----- Extracted information -----
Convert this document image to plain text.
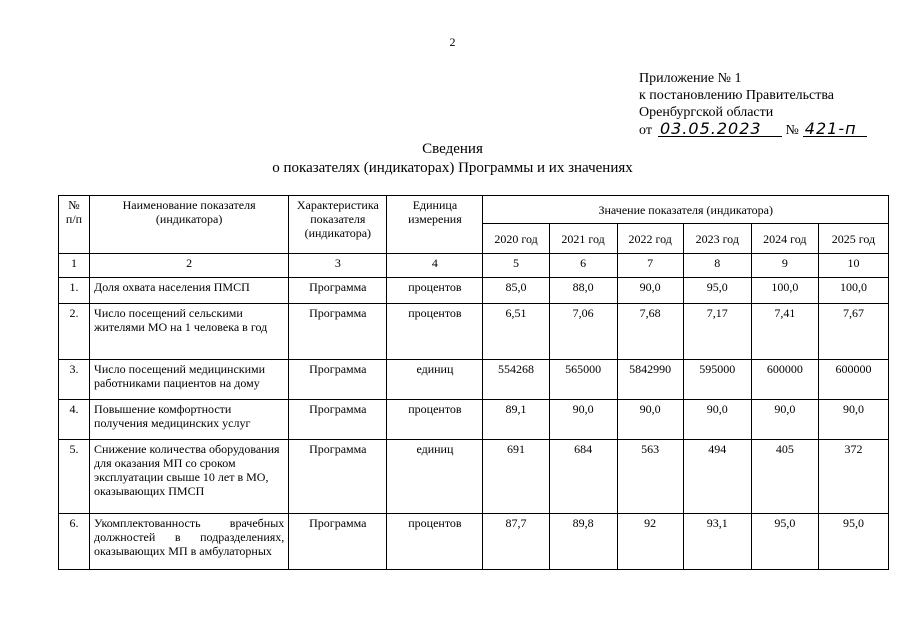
2
Приложение № 1
к постановлению Правительства
Оренбургской области
от 03.05.2023 № 421-п
Сведения
о показателях (индикаторах) Программы и их значениях
№ п/п	Наименование показателя (индикатора)	Характеристика показателя (индикатора)	Единица измерения	Значение показателя (индикатора)					
				2020 год	2021 год	2022 год	2023 год	2024 год	2025 год
1	2	3	4	5	6	7	8	9	10
1.	Доля охвата населения ПМСП	Программа	процентов	85,0	88,0	90,0	95,0	100,0	100,0
2.	Число посещений сельскими жителями МО на 1 человека в год	Программа	процентов	6,51	7,06	7,68	7,17	7,41	7,67
3.	Число посещений медицинскими работниками пациентов на дому	Программа	единиц	554268	565000	5842990	595000	600000	600000
4.	Повышение комфортности получения медицинских услуг	Программа	процентов	89,1	90,0	90,0	90,0	90,0	90,0
5.	Снижение количества оборудования для оказания МП со сроком эксплуатации свыше 10 лет в МО, оказывающих ПМСП	Программа	единиц	691	684	563	494	405	372
6.	Укомплектованность врачебных должностей в подразделениях, оказывающих МП в амбулаторных	Программа	процентов	87,7	89,8	92	93,1	95,0	95,0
-----
Goal of the exercise: From the records above, copy every line that holds the word "Число".

The reply:
2.	Число посещений сельскими жителями МО на 1 человека в год	Программа	процентов	6,51	7,06	7,68	7,17	7,41	7,67
3.	Число посещений медицинскими работниками пациентов на дому	Программа	единиц	554268	565000	5842990	595000	600000	600000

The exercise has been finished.